REQUEST:
Retype the records below word for word and omit any image.

[PROVIDED RECORDS start]

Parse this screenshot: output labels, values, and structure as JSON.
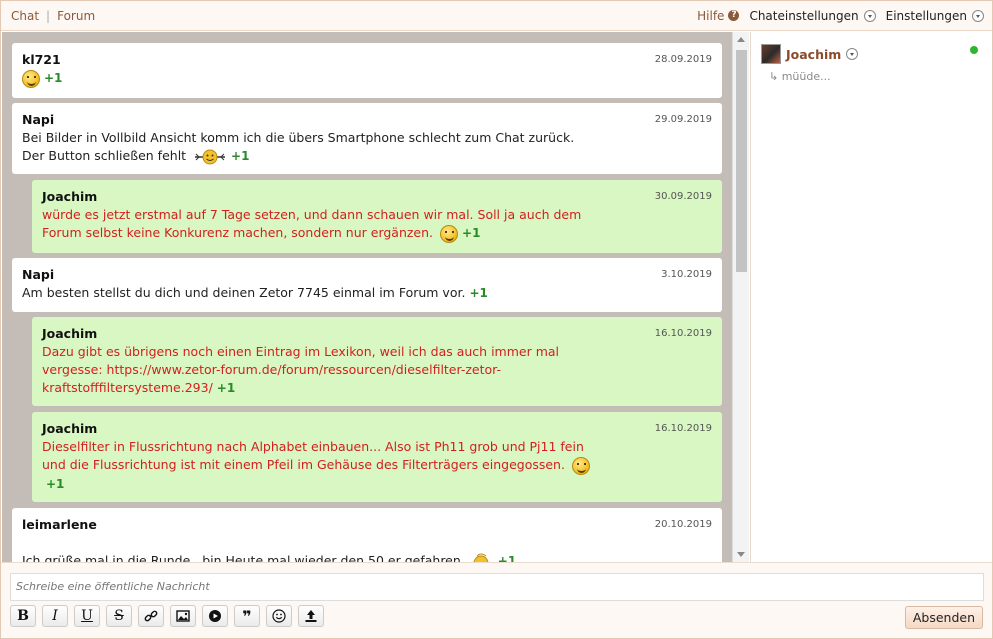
{
  "topbar": {
    "crumb_chat": "Chat",
    "crumb_sep": "|",
    "crumb_forum": "Forum",
    "help": "Hilfe",
    "chat_settings": "Chateinstellungen",
    "settings": "Einstellungen"
  },
  "messages": [
    {
      "author": "kl721",
      "date": "28.09.2019",
      "body": "",
      "emoji": "smiley-face-icon",
      "plus": "+1"
    },
    {
      "author": "Napi",
      "date": "29.09.2019",
      "body1": "Bei Bilder in Vollbild Ansicht komm ich die übers Smartphone schlecht zum Chat zurück.",
      "body2": "Der Button schließen fehlt",
      "emoji": "waving-smiley-icon",
      "plus": "+1"
    },
    {
      "author": "Joachim",
      "date": "30.09.2019",
      "body": "würde es jetzt erstmal auf 7 Tage setzen, und dann schauen wir mal. Soll ja auch dem Forum selbst keine Konkurenz machen, sondern nur ergänzen.",
      "emoji": "smiley-face-icon",
      "plus": "+1"
    },
    {
      "author": "Napi",
      "date": "3.10.2019",
      "body": "Am besten stellst du dich und deinen Zetor 7745 einmal im Forum vor.",
      "plus": "+1"
    },
    {
      "author": "Joachim",
      "date": "16.10.2019",
      "body": "Dazu gibt es übrigens noch einen Eintrag im Lexikon, weil ich das auch immer mal vergesse: https://www.zetor-forum.de/forum/ressourcen/dieselfilter-zetor-kraftstofffiltersysteme.293/",
      "plus": "+1"
    },
    {
      "author": "Joachim",
      "date": "16.10.2019",
      "body": "Dieselfilter in Flussrichtung nach Alphabet einbauen... Also ist Ph11 grob und Pj11 fein und die Flussrichtung ist mit einem Pfeil im Gehäuse des Filterträgers eingegossen.",
      "emoji": "smiley-face-icon",
      "plus": "+1"
    },
    {
      "author": "leimarlene",
      "date": "20.10.2019",
      "body": "Ich grüße mal in die Runde , bin Heute mal wieder den 50 er gefahren",
      "emoji": "waving-smiley-icon",
      "plus": "+1"
    }
  ],
  "sidebar": {
    "user_name": "Joachim",
    "user_status": "↳ müüde...",
    "online_color": "#2fb52f"
  },
  "composer": {
    "placeholder": "Schreibe eine öffentliche Nachricht",
    "send_label": "Absenden",
    "tools": [
      "bold-icon",
      "italic-icon",
      "underline-icon",
      "strikethrough-icon",
      "link-icon",
      "image-icon",
      "media-icon",
      "quote-icon",
      "emoji-icon",
      "upload-icon"
    ]
  }
}
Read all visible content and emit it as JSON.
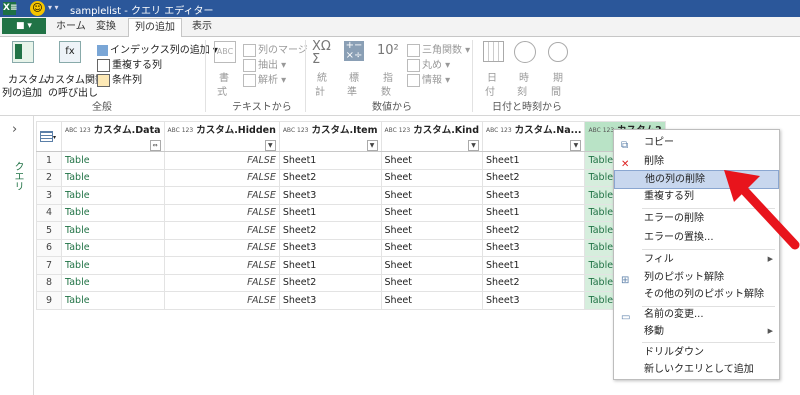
{
  "titlebar": {
    "app_icon": "X≡",
    "title": "samplelist - クエリ エディター"
  },
  "tabs": {
    "file": "■ ▾",
    "items": [
      "ホーム",
      "変換",
      "列の追加",
      "表示"
    ],
    "active_index": 2
  },
  "ribbon": {
    "general": {
      "custom_column": [
        "カスタム",
        "列の追加"
      ],
      "invoke_function": [
        "カスタム関数",
        "の呼び出し"
      ],
      "index_column": "インデックス列の追加",
      "duplicate_column": "重複する列",
      "conditional_column": "条件列",
      "group": "全般"
    },
    "text": {
      "format": [
        "書",
        "式"
      ],
      "merge_columns": "列のマージ",
      "extract": "抽出",
      "parse": "解析",
      "group": "テキストから"
    },
    "number": {
      "statistics": [
        "統",
        "計"
      ],
      "standard": [
        "標",
        "準"
      ],
      "scientific": [
        "指",
        "数"
      ],
      "trigonometry": "三角関数",
      "rounding": "丸め",
      "information": "情報",
      "group": "数値から"
    },
    "datetime": {
      "date": [
        "日",
        "付"
      ],
      "time": [
        "時",
        "刻"
      ],
      "duration": [
        "期",
        "間"
      ],
      "group": "日付と時刻から"
    }
  },
  "left_pane": {
    "label": "クエリ"
  },
  "grid": {
    "type_badge": "ABC 123",
    "columns": [
      "カスタム.Data",
      "カスタム.Hidden",
      "カスタム.Item",
      "カスタム.Kind",
      "カスタム.Na...",
      "カスタム2"
    ],
    "rows": [
      [
        "1",
        "Table",
        "FALSE",
        "Sheet1",
        "Sheet",
        "Sheet1",
        "Table"
      ],
      [
        "2",
        "Table",
        "FALSE",
        "Sheet2",
        "Sheet",
        "Sheet2",
        "Table"
      ],
      [
        "3",
        "Table",
        "FALSE",
        "Sheet3",
        "Sheet",
        "Sheet3",
        "Table"
      ],
      [
        "4",
        "Table",
        "FALSE",
        "Sheet1",
        "Sheet",
        "Sheet1",
        "Table"
      ],
      [
        "5",
        "Table",
        "FALSE",
        "Sheet2",
        "Sheet",
        "Sheet2",
        "Table"
      ],
      [
        "6",
        "Table",
        "FALSE",
        "Sheet3",
        "Sheet",
        "Sheet3",
        "Table"
      ],
      [
        "7",
        "Table",
        "FALSE",
        "Sheet1",
        "Sheet",
        "Sheet1",
        "Table"
      ],
      [
        "8",
        "Table",
        "FALSE",
        "Sheet2",
        "Sheet",
        "Sheet2",
        "Table"
      ],
      [
        "9",
        "Table",
        "FALSE",
        "Sheet3",
        "Sheet",
        "Sheet3",
        "Table"
      ]
    ]
  },
  "context_menu": {
    "items": [
      "コピー",
      "削除",
      "他の列の削除",
      "重複する列",
      "エラーの削除",
      "エラーの置換...",
      "フィル",
      "列のピボット解除",
      "その他の列のピボット解除",
      "名前の変更...",
      "移動",
      "ドリルダウン",
      "新しいクエリとして追加"
    ],
    "highlighted": "他の列の削除"
  },
  "colors": {
    "accent": "#217346",
    "selection": "#d6eedd",
    "menu_highlight": "#c8d7ee",
    "arrow": "#e8141c"
  }
}
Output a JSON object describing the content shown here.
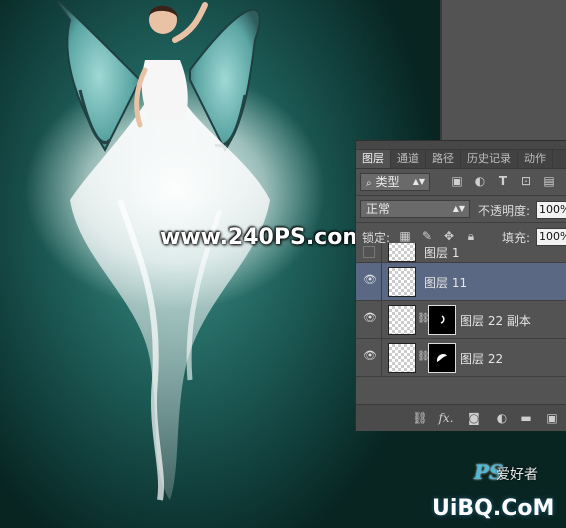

[PROVIDED RECORDS end]

SOLVED EXERCISE:
Parse this screenshot: output labels, values, and structure as JSON.
{
  "topbar": {
    "crumb_chat": "Chat",
    "crumb_sep": "|",
    "crumb_forum": "Forum",
    "help": "Hilfe",
    "chat_settings": "Chateinstellungen",
    "settings": "Einstellungen"
  },
  "messages": [
    {
      "author": "kl721",
      "date": "28.09.2019",
      "body": "",
      "emoji": "smiley-face-icon",
      "plus": "+1"
    },
    {
      "author": "Napi",
      "date": "29.09.2019",
      "body1": "Bei Bilder in Vollbild Ansicht komm ich die übers Smartphone schlecht zum Chat zurück.",
      "body2": "Der Button schließen fehlt",
      "emoji": "waving-smiley-icon",
      "plus": "+1"
    },
    {
      "author": "Joachim",
      "date": "30.09.2019",
      "body": "würde es jetzt erstmal auf 7 Tage setzen, und dann schauen wir mal. Soll ja auch dem Forum selbst keine Konkurenz machen, sondern nur ergänzen.",
      "emoji": "smiley-face-icon",
      "plus": "+1"
    },
    {
      "author": "Napi",
      "date": "3.10.2019",
      "body": "Am besten stellst du dich und deinen Zetor 7745 einmal im Forum vor.",
      "plus": "+1"
    },
    {
      "author": "Joachim",
      "date": "16.10.2019",
      "body": "Dazu gibt es übrigens noch einen Eintrag im Lexikon, weil ich das auch immer mal vergesse: https://www.zetor-forum.de/forum/ressourcen/dieselfilter-zetor-kraftstofffiltersysteme.293/",
      "plus": "+1"
    },
    {
      "author": "Joachim",
      "date": "16.10.2019",
      "body": "Dieselfilter in Flussrichtung nach Alphabet einbauen... Also ist Ph11 grob und Pj11 fein und die Flussrichtung ist mit einem Pfeil im Gehäuse des Filterträgers eingegossen.",
      "emoji": "smiley-face-icon",
      "plus": "+1"
    },
    {
      "author": "leimarlene",
      "date": "20.10.2019",
      "body": "Ich grüße mal in die Runde , bin Heute mal wieder den 50 er gefahren",
      "emoji": "waving-smiley-icon",
      "plus": "+1"
    }
  ],
  "sidebar": {
    "user_name": "Joachim",
    "user_status": "↳ müüde...",
    "online_color": "#2fb52f"
  },
  "composer": {
    "placeholder": "Schreibe eine öffentliche Nachricht",
    "send_label": "Absenden",
    "tools": [
      "bold-icon",
      "italic-icon",
      "underline-icon",
      "strikethrough-icon",
      "link-icon",
      "image-icon",
      "media-icon",
      "quote-icon",
      "emoji-icon",
      "upload-icon"
    ]
  }
}
Read all visible content and emit it as JSON.
{
  "titlebar": {
    "app_icon": "X≡",
    "title": "samplelist - クエリ エディター"
  },
  "tabs": {
    "file": "■ ▾",
    "items": [
      "ホーム",
      "変換",
      "列の追加",
      "表示"
    ],
    "active_index": 2
  },
  "ribbon": {
    "general": {
      "custom_column": [
        "カスタム",
        "列の追加"
      ],
      "invoke_function": [
        "カスタム関数",
        "の呼び出し"
      ],
      "index_column": "インデックス列の追加",
      "duplicate_column": "重複する列",
      "conditional_column": "条件列",
      "group": "全般"
    },
    "text": {
      "format": [
        "書",
        "式"
      ],
      "merge_columns": "列のマージ",
      "extract": "抽出",
      "parse": "解析",
      "group": "テキストから"
    },
    "number": {
      "statistics": [
        "統",
        "計"
      ],
      "standard": [
        "標",
        "準"
      ],
      "scientific": [
        "指",
        "数"
      ],
      "trigonometry": "三角関数",
      "rounding": "丸め",
      "information": "情報",
      "group": "数値から"
    },
    "datetime": {
      "date": [
        "日",
        "付"
      ],
      "time": [
        "時",
        "刻"
      ],
      "duration": [
        "期",
        "間"
      ],
      "group": "日付と時刻から"
    }
  },
  "left_pane": {
    "label": "クエリ"
  },
  "grid": {
    "type_badge": "ABC 123",
    "columns": [
      "カスタム.Data",
      "カスタム.Hidden",
      "カスタム.Item",
      "カスタム.Kind",
      "カスタム.Na...",
      "カスタム2"
    ],
    "rows": [
      [
        "1",
        "Table",
        "FALSE",
        "Sheet1",
        "Sheet",
        "Sheet1",
        "Table"
      ],
      [
        "2",
        "Table",
        "FALSE",
        "Sheet2",
        "Sheet",
        "Sheet2",
        "Table"
      ],
      [
        "3",
        "Table",
        "FALSE",
        "Sheet3",
        "Sheet",
        "Sheet3",
        "Table"
      ],
      [
        "4",
        "Table",
        "FALSE",
        "Sheet1",
        "Sheet",
        "Sheet1",
        "Table"
      ],
      [
        "5",
        "Table",
        "FALSE",
        "Sheet2",
        "Sheet",
        "Sheet2",
        "Table"
      ],
      [
        "6",
        "Table",
        "FALSE",
        "Sheet3",
        "Sheet",
        "Sheet3",
        "Table"
      ],
      [
        "7",
        "Table",
        "FALSE",
        "Sheet1",
        "Sheet",
        "Sheet1",
        "Table"
      ],
      [
        "8",
        "Table",
        "FALSE",
        "Sheet2",
        "Sheet",
        "Sheet2",
        "Table"
      ],
      [
        "9",
        "Table",
        "FALSE",
        "Sheet3",
        "Sheet",
        "Sheet3",
        "Table"
      ]
    ]
  },
  "context_menu": {
    "items": [
      "コピー",
      "削除",
      "他の列の削除",
      "重複する列",
      "エラーの削除",
      "エラーの置換...",
      "フィル",
      "列のピボット解除",
      "その他の列のピボット解除",
      "名前の変更...",
      "移動",
      "ドリルダウン",
      "新しいクエリとして追加"
    ],
    "highlighted": "他の列の削除"
  },
  "colors": {
    "accent": "#217346",
    "selection": "#d6eedd",
    "menu_highlight": "#c8d7ee",
    "arrow": "#e8141c"
  }
}
Output a JSON object describing the content shown here.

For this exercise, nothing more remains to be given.